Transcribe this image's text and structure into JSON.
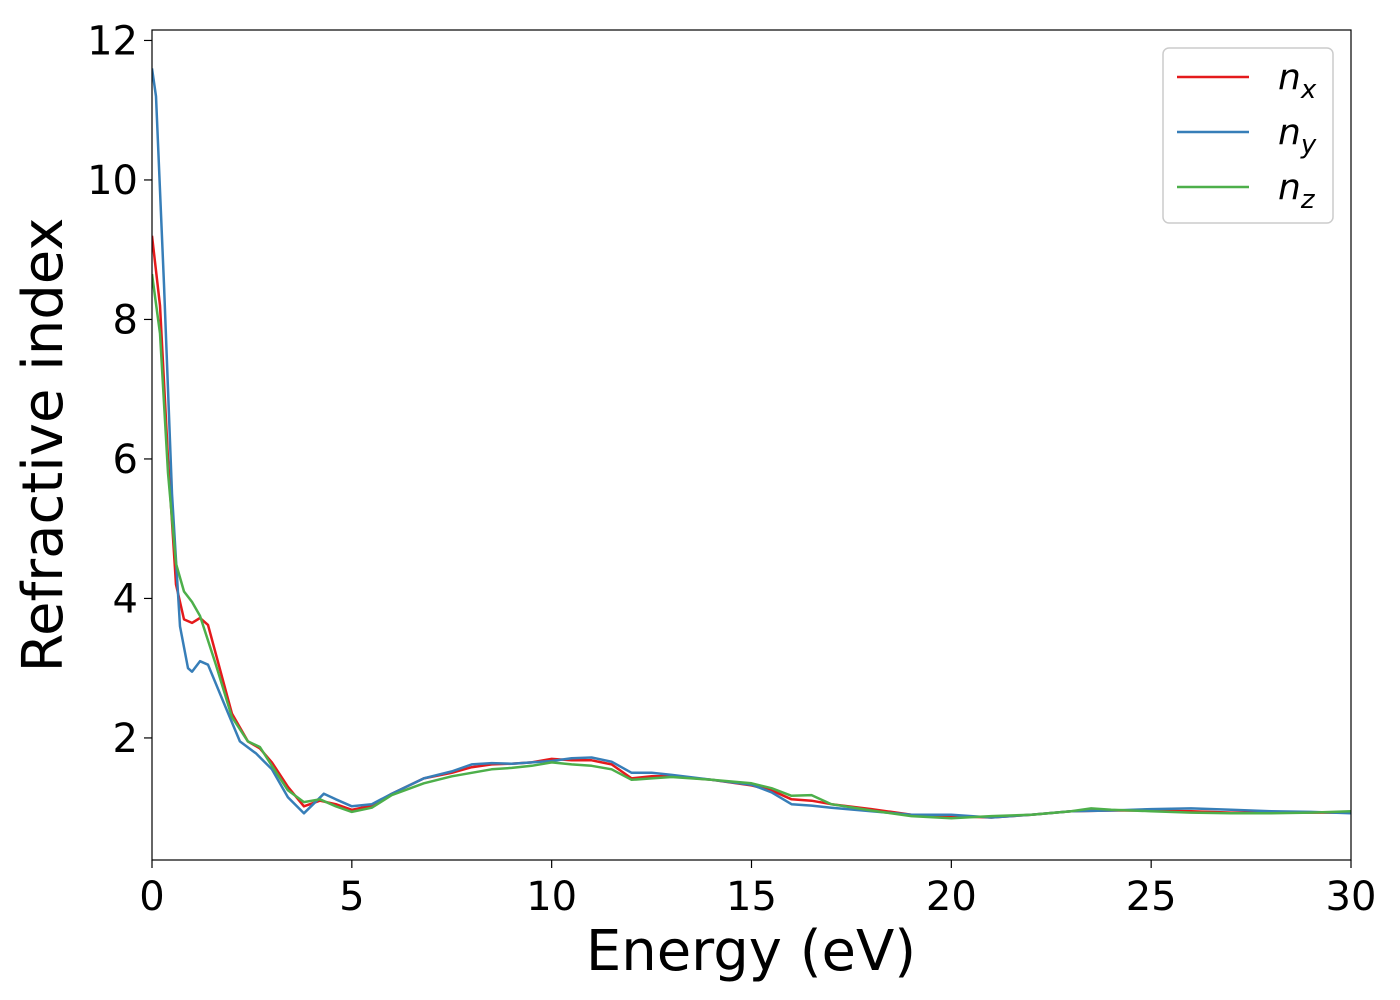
{
  "chart_data": {
    "type": "line",
    "title": "",
    "xlabel": "Energy (eV)",
    "ylabel": "Refractive index",
    "xlim": [
      0,
      30
    ],
    "ylim": [
      0.25,
      12.15
    ],
    "xticks": [
      "0",
      "5",
      "10",
      "15",
      "20",
      "25",
      "30"
    ],
    "yticks": [
      "2",
      "4",
      "6",
      "8",
      "10",
      "12"
    ],
    "grid": false,
    "legend_position": "top-right",
    "series": [
      {
        "name": "n",
        "sub": "x",
        "color": "#e41a1c",
        "points": [
          [
            0,
            9.2
          ],
          [
            0.2,
            8.2
          ],
          [
            0.4,
            6.0
          ],
          [
            0.6,
            4.2
          ],
          [
            0.8,
            3.7
          ],
          [
            1.0,
            3.65
          ],
          [
            1.2,
            3.72
          ],
          [
            1.4,
            3.62
          ],
          [
            1.6,
            3.2
          ],
          [
            2.0,
            2.35
          ],
          [
            2.4,
            1.95
          ],
          [
            2.7,
            1.85
          ],
          [
            3.0,
            1.65
          ],
          [
            3.4,
            1.3
          ],
          [
            3.8,
            1.02
          ],
          [
            4.2,
            1.1
          ],
          [
            4.6,
            1.05
          ],
          [
            5.0,
            0.97
          ],
          [
            5.5,
            1.03
          ],
          [
            6.0,
            1.2
          ],
          [
            6.8,
            1.42
          ],
          [
            7.5,
            1.5
          ],
          [
            8.0,
            1.58
          ],
          [
            8.5,
            1.62
          ],
          [
            9.0,
            1.63
          ],
          [
            9.5,
            1.65
          ],
          [
            10.0,
            1.7
          ],
          [
            10.5,
            1.68
          ],
          [
            11.0,
            1.68
          ],
          [
            11.5,
            1.62
          ],
          [
            12.0,
            1.42
          ],
          [
            12.5,
            1.45
          ],
          [
            13.0,
            1.45
          ],
          [
            14.0,
            1.4
          ],
          [
            15.0,
            1.32
          ],
          [
            15.5,
            1.25
          ],
          [
            16.0,
            1.12
          ],
          [
            16.5,
            1.1
          ],
          [
            17.0,
            1.05
          ],
          [
            18.0,
            0.98
          ],
          [
            19.0,
            0.9
          ],
          [
            20.0,
            0.88
          ],
          [
            21.0,
            0.86
          ],
          [
            22.0,
            0.9
          ],
          [
            23.0,
            0.95
          ],
          [
            24.0,
            0.96
          ],
          [
            25.0,
            0.96
          ],
          [
            26.0,
            0.95
          ],
          [
            27.0,
            0.93
          ],
          [
            28.0,
            0.93
          ],
          [
            29.0,
            0.93
          ],
          [
            30.0,
            0.93
          ]
        ]
      },
      {
        "name": "n",
        "sub": "y",
        "color": "#377eb8",
        "points": [
          [
            0,
            11.6
          ],
          [
            0.1,
            11.2
          ],
          [
            0.3,
            8.5
          ],
          [
            0.5,
            5.5
          ],
          [
            0.7,
            3.6
          ],
          [
            0.9,
            3.0
          ],
          [
            1.0,
            2.95
          ],
          [
            1.2,
            3.1
          ],
          [
            1.4,
            3.05
          ],
          [
            1.8,
            2.5
          ],
          [
            2.2,
            1.95
          ],
          [
            2.6,
            1.78
          ],
          [
            3.0,
            1.55
          ],
          [
            3.4,
            1.15
          ],
          [
            3.8,
            0.92
          ],
          [
            4.3,
            1.2
          ],
          [
            4.6,
            1.12
          ],
          [
            5.0,
            1.02
          ],
          [
            5.5,
            1.05
          ],
          [
            6.0,
            1.2
          ],
          [
            6.8,
            1.42
          ],
          [
            7.5,
            1.52
          ],
          [
            8.0,
            1.62
          ],
          [
            8.5,
            1.64
          ],
          [
            9.0,
            1.63
          ],
          [
            9.5,
            1.65
          ],
          [
            10.0,
            1.67
          ],
          [
            10.5,
            1.71
          ],
          [
            11.0,
            1.72
          ],
          [
            11.5,
            1.66
          ],
          [
            12.0,
            1.5
          ],
          [
            12.5,
            1.5
          ],
          [
            13.0,
            1.47
          ],
          [
            14.0,
            1.4
          ],
          [
            15.0,
            1.33
          ],
          [
            15.5,
            1.22
          ],
          [
            16.0,
            1.05
          ],
          [
            16.5,
            1.03
          ],
          [
            17.0,
            1.0
          ],
          [
            18.0,
            0.95
          ],
          [
            19.0,
            0.9
          ],
          [
            20.0,
            0.9
          ],
          [
            20.5,
            0.88
          ],
          [
            21.0,
            0.86
          ],
          [
            22.0,
            0.9
          ],
          [
            23.0,
            0.95
          ],
          [
            24.0,
            0.96
          ],
          [
            25.0,
            0.98
          ],
          [
            26.0,
            0.99
          ],
          [
            27.0,
            0.97
          ],
          [
            28.0,
            0.95
          ],
          [
            29.0,
            0.94
          ],
          [
            30.0,
            0.92
          ]
        ]
      },
      {
        "name": "n",
        "sub": "z",
        "color": "#4daf4a",
        "points": [
          [
            0,
            8.65
          ],
          [
            0.2,
            7.8
          ],
          [
            0.4,
            5.8
          ],
          [
            0.6,
            4.5
          ],
          [
            0.8,
            4.1
          ],
          [
            1.0,
            3.95
          ],
          [
            1.2,
            3.75
          ],
          [
            1.6,
            3.05
          ],
          [
            2.0,
            2.3
          ],
          [
            2.4,
            1.95
          ],
          [
            2.7,
            1.87
          ],
          [
            3.0,
            1.6
          ],
          [
            3.4,
            1.25
          ],
          [
            3.8,
            1.08
          ],
          [
            4.2,
            1.12
          ],
          [
            4.6,
            1.02
          ],
          [
            5.0,
            0.94
          ],
          [
            5.5,
            1.0
          ],
          [
            6.0,
            1.18
          ],
          [
            6.8,
            1.35
          ],
          [
            7.5,
            1.45
          ],
          [
            8.0,
            1.5
          ],
          [
            8.5,
            1.55
          ],
          [
            9.0,
            1.57
          ],
          [
            9.5,
            1.6
          ],
          [
            10.0,
            1.65
          ],
          [
            10.5,
            1.62
          ],
          [
            11.0,
            1.6
          ],
          [
            11.5,
            1.55
          ],
          [
            12.0,
            1.4
          ],
          [
            12.5,
            1.42
          ],
          [
            13.0,
            1.44
          ],
          [
            14.0,
            1.4
          ],
          [
            15.0,
            1.35
          ],
          [
            15.5,
            1.28
          ],
          [
            16.0,
            1.17
          ],
          [
            16.5,
            1.18
          ],
          [
            17.0,
            1.05
          ],
          [
            18.0,
            0.96
          ],
          [
            19.0,
            0.88
          ],
          [
            20.0,
            0.85
          ],
          [
            21.0,
            0.88
          ],
          [
            22.0,
            0.9
          ],
          [
            23.0,
            0.95
          ],
          [
            23.5,
            0.99
          ],
          [
            24.0,
            0.97
          ],
          [
            25.0,
            0.95
          ],
          [
            26.0,
            0.93
          ],
          [
            27.0,
            0.92
          ],
          [
            28.0,
            0.92
          ],
          [
            29.0,
            0.93
          ],
          [
            30.0,
            0.95
          ]
        ]
      }
    ]
  }
}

=== Work to complete ===
Reproduce the full listing above verbatim, with no pictures included.

=== Task response ===
Transcribe this image's text and structure into JSON.
{
  "chart_data": {
    "type": "line",
    "title": "",
    "xlabel": "Energy (eV)",
    "ylabel": "Refractive index",
    "xlim": [
      0,
      30
    ],
    "ylim": [
      0.25,
      12.15
    ],
    "xticks": [
      "0",
      "5",
      "10",
      "15",
      "20",
      "25",
      "30"
    ],
    "yticks": [
      "2",
      "4",
      "6",
      "8",
      "10",
      "12"
    ],
    "grid": false,
    "legend_position": "top-right",
    "series": [
      {
        "name": "n",
        "sub": "x",
        "color": "#e41a1c",
        "points": [
          [
            0,
            9.2
          ],
          [
            0.2,
            8.2
          ],
          [
            0.4,
            6.0
          ],
          [
            0.6,
            4.2
          ],
          [
            0.8,
            3.7
          ],
          [
            1.0,
            3.65
          ],
          [
            1.2,
            3.72
          ],
          [
            1.4,
            3.62
          ],
          [
            1.6,
            3.2
          ],
          [
            2.0,
            2.35
          ],
          [
            2.4,
            1.95
          ],
          [
            2.7,
            1.85
          ],
          [
            3.0,
            1.65
          ],
          [
            3.4,
            1.3
          ],
          [
            3.8,
            1.02
          ],
          [
            4.2,
            1.1
          ],
          [
            4.6,
            1.05
          ],
          [
            5.0,
            0.97
          ],
          [
            5.5,
            1.03
          ],
          [
            6.0,
            1.2
          ],
          [
            6.8,
            1.42
          ],
          [
            7.5,
            1.5
          ],
          [
            8.0,
            1.58
          ],
          [
            8.5,
            1.62
          ],
          [
            9.0,
            1.63
          ],
          [
            9.5,
            1.65
          ],
          [
            10.0,
            1.7
          ],
          [
            10.5,
            1.68
          ],
          [
            11.0,
            1.68
          ],
          [
            11.5,
            1.62
          ],
          [
            12.0,
            1.42
          ],
          [
            12.5,
            1.45
          ],
          [
            13.0,
            1.45
          ],
          [
            14.0,
            1.4
          ],
          [
            15.0,
            1.32
          ],
          [
            15.5,
            1.25
          ],
          [
            16.0,
            1.12
          ],
          [
            16.5,
            1.1
          ],
          [
            17.0,
            1.05
          ],
          [
            18.0,
            0.98
          ],
          [
            19.0,
            0.9
          ],
          [
            20.0,
            0.88
          ],
          [
            21.0,
            0.86
          ],
          [
            22.0,
            0.9
          ],
          [
            23.0,
            0.95
          ],
          [
            24.0,
            0.96
          ],
          [
            25.0,
            0.96
          ],
          [
            26.0,
            0.95
          ],
          [
            27.0,
            0.93
          ],
          [
            28.0,
            0.93
          ],
          [
            29.0,
            0.93
          ],
          [
            30.0,
            0.93
          ]
        ]
      },
      {
        "name": "n",
        "sub": "y",
        "color": "#377eb8",
        "points": [
          [
            0,
            11.6
          ],
          [
            0.1,
            11.2
          ],
          [
            0.3,
            8.5
          ],
          [
            0.5,
            5.5
          ],
          [
            0.7,
            3.6
          ],
          [
            0.9,
            3.0
          ],
          [
            1.0,
            2.95
          ],
          [
            1.2,
            3.1
          ],
          [
            1.4,
            3.05
          ],
          [
            1.8,
            2.5
          ],
          [
            2.2,
            1.95
          ],
          [
            2.6,
            1.78
          ],
          [
            3.0,
            1.55
          ],
          [
            3.4,
            1.15
          ],
          [
            3.8,
            0.92
          ],
          [
            4.3,
            1.2
          ],
          [
            4.6,
            1.12
          ],
          [
            5.0,
            1.02
          ],
          [
            5.5,
            1.05
          ],
          [
            6.0,
            1.2
          ],
          [
            6.8,
            1.42
          ],
          [
            7.5,
            1.52
          ],
          [
            8.0,
            1.62
          ],
          [
            8.5,
            1.64
          ],
          [
            9.0,
            1.63
          ],
          [
            9.5,
            1.65
          ],
          [
            10.0,
            1.67
          ],
          [
            10.5,
            1.71
          ],
          [
            11.0,
            1.72
          ],
          [
            11.5,
            1.66
          ],
          [
            12.0,
            1.5
          ],
          [
            12.5,
            1.5
          ],
          [
            13.0,
            1.47
          ],
          [
            14.0,
            1.4
          ],
          [
            15.0,
            1.33
          ],
          [
            15.5,
            1.22
          ],
          [
            16.0,
            1.05
          ],
          [
            16.5,
            1.03
          ],
          [
            17.0,
            1.0
          ],
          [
            18.0,
            0.95
          ],
          [
            19.0,
            0.9
          ],
          [
            20.0,
            0.9
          ],
          [
            20.5,
            0.88
          ],
          [
            21.0,
            0.86
          ],
          [
            22.0,
            0.9
          ],
          [
            23.0,
            0.95
          ],
          [
            24.0,
            0.96
          ],
          [
            25.0,
            0.98
          ],
          [
            26.0,
            0.99
          ],
          [
            27.0,
            0.97
          ],
          [
            28.0,
            0.95
          ],
          [
            29.0,
            0.94
          ],
          [
            30.0,
            0.92
          ]
        ]
      },
      {
        "name": "n",
        "sub": "z",
        "color": "#4daf4a",
        "points": [
          [
            0,
            8.65
          ],
          [
            0.2,
            7.8
          ],
          [
            0.4,
            5.8
          ],
          [
            0.6,
            4.5
          ],
          [
            0.8,
            4.1
          ],
          [
            1.0,
            3.95
          ],
          [
            1.2,
            3.75
          ],
          [
            1.6,
            3.05
          ],
          [
            2.0,
            2.3
          ],
          [
            2.4,
            1.95
          ],
          [
            2.7,
            1.87
          ],
          [
            3.0,
            1.6
          ],
          [
            3.4,
            1.25
          ],
          [
            3.8,
            1.08
          ],
          [
            4.2,
            1.12
          ],
          [
            4.6,
            1.02
          ],
          [
            5.0,
            0.94
          ],
          [
            5.5,
            1.0
          ],
          [
            6.0,
            1.18
          ],
          [
            6.8,
            1.35
          ],
          [
            7.5,
            1.45
          ],
          [
            8.0,
            1.5
          ],
          [
            8.5,
            1.55
          ],
          [
            9.0,
            1.57
          ],
          [
            9.5,
            1.6
          ],
          [
            10.0,
            1.65
          ],
          [
            10.5,
            1.62
          ],
          [
            11.0,
            1.6
          ],
          [
            11.5,
            1.55
          ],
          [
            12.0,
            1.4
          ],
          [
            12.5,
            1.42
          ],
          [
            13.0,
            1.44
          ],
          [
            14.0,
            1.4
          ],
          [
            15.0,
            1.35
          ],
          [
            15.5,
            1.28
          ],
          [
            16.0,
            1.17
          ],
          [
            16.5,
            1.18
          ],
          [
            17.0,
            1.05
          ],
          [
            18.0,
            0.96
          ],
          [
            19.0,
            0.88
          ],
          [
            20.0,
            0.85
          ],
          [
            21.0,
            0.88
          ],
          [
            22.0,
            0.9
          ],
          [
            23.0,
            0.95
          ],
          [
            23.5,
            0.99
          ],
          [
            24.0,
            0.97
          ],
          [
            25.0,
            0.95
          ],
          [
            26.0,
            0.93
          ],
          [
            27.0,
            0.92
          ],
          [
            28.0,
            0.92
          ],
          [
            29.0,
            0.93
          ],
          [
            30.0,
            0.95
          ]
        ]
      }
    ]
  }
}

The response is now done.